**WHAT IS NEEDED**
Restate the listing below word for word, omitting any images.

##### RECORD SET #####

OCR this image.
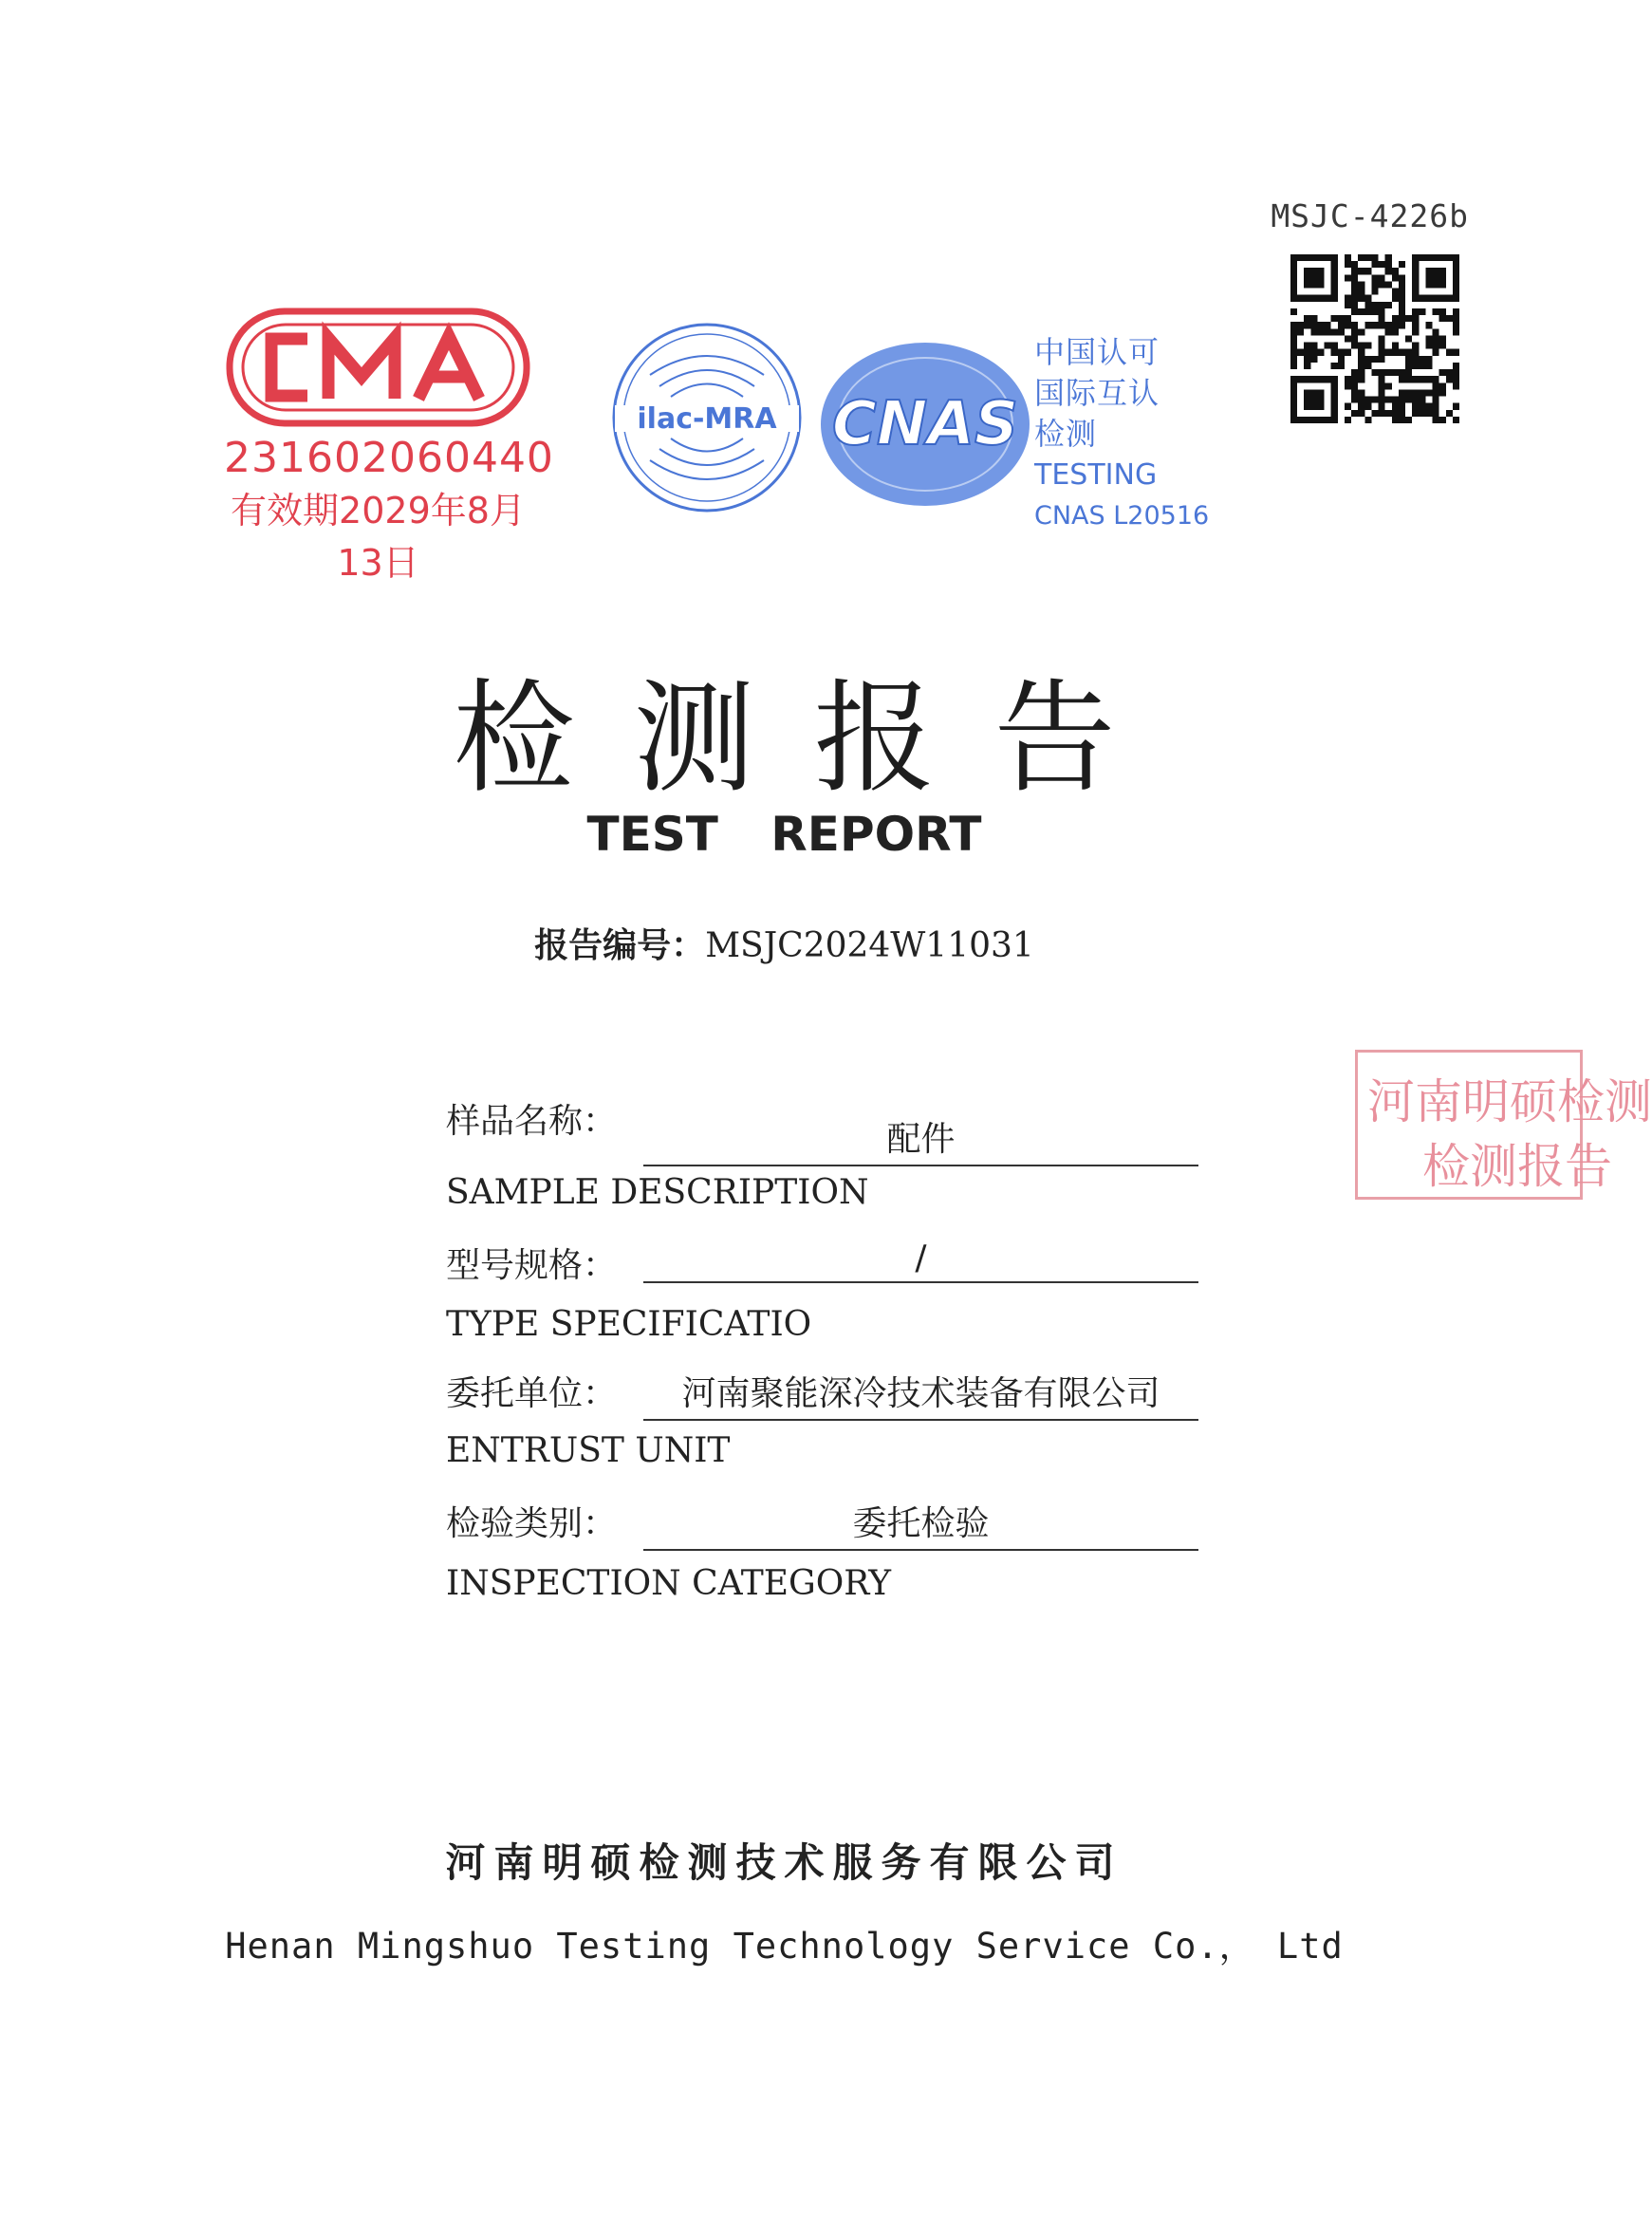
MSJC-4226b
231602060440
有效期2029年8月13日
ilac-MRA CNAS
中国认可
国际互认
检测
TESTING
CNAS L20516
检测报告
TEST REPORT
报告编号：MSJC2024W11031
河南明硕检测
检测报告
样品名称：	配件
SAMPLE DESCRIPTION
型号规格：	/
TYPE SPECIFICATIO
委托单位：	河南聚能深冷技术装备有限公司
ENTRUST UNIT
检验类别：	委托检验
INSPECTION CATEGORY
河南明硕检测技术服务有限公司
Henan Mingshuo Testing Technology Service Co.， Ltd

#####

**REPLY**
OCR this image.
MSJC-4226b
231602060440
有效期2029年8月13日
ilac-MRA CNAS
中国认可
国际互认
检测
TESTING
CNAS L20516
检测报告
TEST REPORT
报告编号：MSJC2024W11031
河南明硕检测
检测报告
样品名称：	配件
SAMPLE DESCRIPTION
型号规格：	/
TYPE SPECIFICATIO
委托单位：	河南聚能深冷技术装备有限公司
ENTRUST UNIT
检验类别：	委托检验
INSPECTION CATEGORY
河南明硕检测技术服务有限公司
Henan Mingshuo Testing Technology Service Co.， Ltd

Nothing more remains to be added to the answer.